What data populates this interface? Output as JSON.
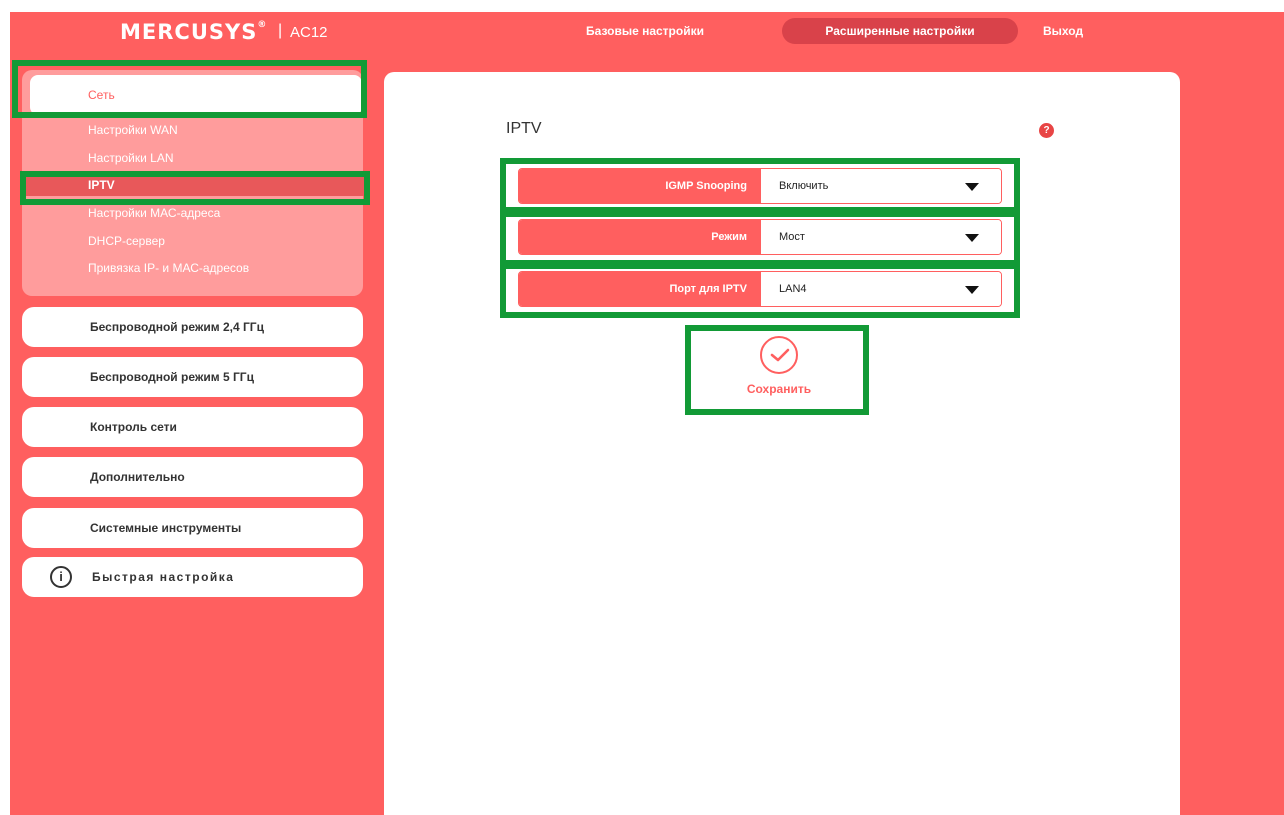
{
  "header": {
    "brand": "MERCUSYS",
    "brand_mark": "®",
    "separator": "|",
    "model": "AC12",
    "nav": {
      "basic": "Базовые настройки",
      "advanced": "Расширенные настройки",
      "exit": "Выход"
    }
  },
  "sidebar": {
    "network": {
      "title": "Сеть",
      "items": [
        "Настройки WAN",
        "Настройки LAN",
        "IPTV",
        "Настройки МАС-адреса",
        "DHCP-сервер",
        "Привязка IP- и МАС-адресов"
      ],
      "active_item": "IPTV"
    },
    "menus": [
      "Беспроводной режим 2,4 ГГц",
      "Беспроводной режим 5 ГГц",
      "Контроль сети",
      "Дополнительно",
      "Системные инструменты"
    ],
    "quick_setup": "Быстрая настройка",
    "quick_setup_icon": "info-icon",
    "quick_setup_icon_glyph": "i"
  },
  "main": {
    "title": "IPTV",
    "help_glyph": "?",
    "fields": [
      {
        "label": "IGMP Snooping",
        "value": "Включить"
      },
      {
        "label": "Режим",
        "value": "Мост"
      },
      {
        "label": "Порт для IPTV",
        "value": "LAN4"
      }
    ],
    "save_label": "Сохранить"
  },
  "colors": {
    "accent": "#ff5f5f",
    "active_tab": "#d9424a",
    "submenu_bg": "#ff9c9c",
    "highlight": "#129a36"
  }
}
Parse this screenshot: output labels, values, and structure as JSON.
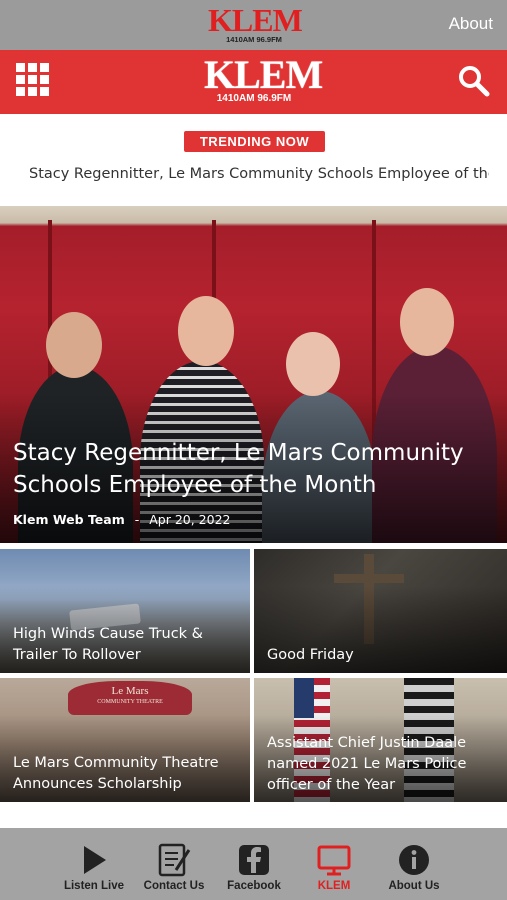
{
  "top_bar": {
    "logo_text": "KLEM",
    "logo_freq": "1410AM 96.9FM",
    "about_label": "About"
  },
  "header": {
    "logo_text": "KLEM",
    "logo_freq": "1410AM 96.9FM",
    "menu_icon": "grid-menu-icon",
    "search_icon": "search-icon",
    "brand_color": "#e03434"
  },
  "trending": {
    "badge": "TRENDING NOW",
    "headline": "Stacy Regennitter, Le Mars Community Schools Employee of the.."
  },
  "featured": {
    "title": "Stacy Regennitter, Le Mars Community Schools Employee of the Month",
    "author": "Klem Web Team",
    "separator": "-",
    "date": "Apr 20, 2022"
  },
  "tiles": [
    {
      "title": "High Winds Cause Truck & Trailer To Rollover"
    },
    {
      "title": "Good Friday"
    },
    {
      "title": "Le Mars Community Theatre Announces Scholarship"
    },
    {
      "title": "Assistant Chief Justin Daale named 2021 Le Mars Police officer of the Year"
    }
  ],
  "theatre_sign": {
    "line1": "Le Mars",
    "line2": "COMMUNITY THEATRE"
  },
  "bottom_nav": [
    {
      "label": "Listen Live",
      "icon": "play-icon"
    },
    {
      "label": "Contact Us",
      "icon": "contact-form-icon"
    },
    {
      "label": "Facebook",
      "icon": "facebook-icon"
    },
    {
      "label": "KLEM",
      "icon": "monitor-icon",
      "active": true
    },
    {
      "label": "About Us",
      "icon": "info-icon"
    }
  ],
  "colors": {
    "active_nav": "#e02020",
    "nav_bg": "#a3a3a3",
    "top_bar_bg": "#9b9b9b"
  }
}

-------------------------

Problem description.
Read the lines above. Gather those in which the string "Stacy" is found.

The completed task.
    "headline": "Stacy Regennitter, Le Mars Community Schools Employee of the.."
    "title": "Stacy Regennitter, Le Mars Community Schools Employee of the Month",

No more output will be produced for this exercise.